■ **Instruction**: Every record must appear in your copy exactly as written, with no pictures.

Collected data:
begin

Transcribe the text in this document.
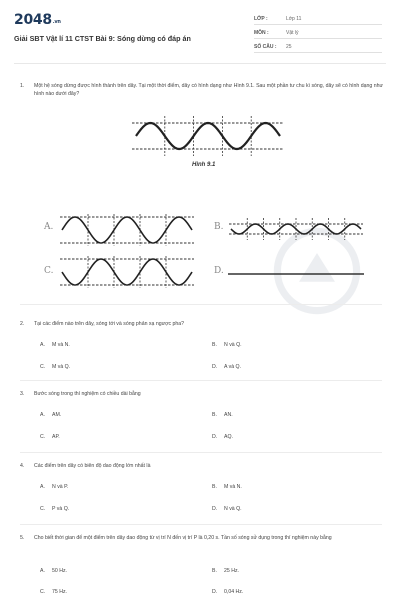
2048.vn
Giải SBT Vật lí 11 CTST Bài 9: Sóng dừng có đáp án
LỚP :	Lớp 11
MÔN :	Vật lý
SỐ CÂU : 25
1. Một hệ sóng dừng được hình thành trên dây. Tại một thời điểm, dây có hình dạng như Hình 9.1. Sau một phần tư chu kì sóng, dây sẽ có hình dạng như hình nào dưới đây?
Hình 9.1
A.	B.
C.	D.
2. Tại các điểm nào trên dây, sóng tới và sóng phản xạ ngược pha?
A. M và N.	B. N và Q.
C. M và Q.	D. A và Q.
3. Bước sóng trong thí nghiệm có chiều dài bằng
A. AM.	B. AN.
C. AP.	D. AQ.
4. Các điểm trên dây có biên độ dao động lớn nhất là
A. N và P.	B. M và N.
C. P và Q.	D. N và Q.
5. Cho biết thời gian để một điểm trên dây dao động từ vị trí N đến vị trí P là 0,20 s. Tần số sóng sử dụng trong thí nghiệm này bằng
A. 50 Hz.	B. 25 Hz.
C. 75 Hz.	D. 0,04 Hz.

end

■ **Solution to the exercise**:
Transcribe the text in this document.
2048.vn
Giải SBT Vật lí 11 CTST Bài 9: Sóng dừng có đáp án
LỚP :	Lớp 11
MÔN :	Vật lý
SỐ CÂU : 25
1. Một hệ sóng dừng được hình thành trên dây. Tại một thời điểm, dây có hình dạng như Hình 9.1. Sau một phần tư chu kì sóng, dây sẽ có hình dạng như hình nào dưới đây?
Hình 9.1
A.	B.
C.	D.
2. Tại các điểm nào trên dây, sóng tới và sóng phản xạ ngược pha?
A. M và N.	B. N và Q.
C. M và Q.	D. A và Q.
3. Bước sóng trong thí nghiệm có chiều dài bằng
A. AM.	B. AN.
C. AP.	D. AQ.
4. Các điểm trên dây có biên độ dao động lớn nhất là
A. N và P.	B. M và N.
C. P và Q.	D. N và Q.
5. Cho biết thời gian để một điểm trên dây dao động từ vị trí N đến vị trí P là 0,20 s. Tần số sóng sử dụng trong thí nghiệm này bằng
A. 50 Hz.	B. 25 Hz.
C. 75 Hz.	D. 0,04 Hz.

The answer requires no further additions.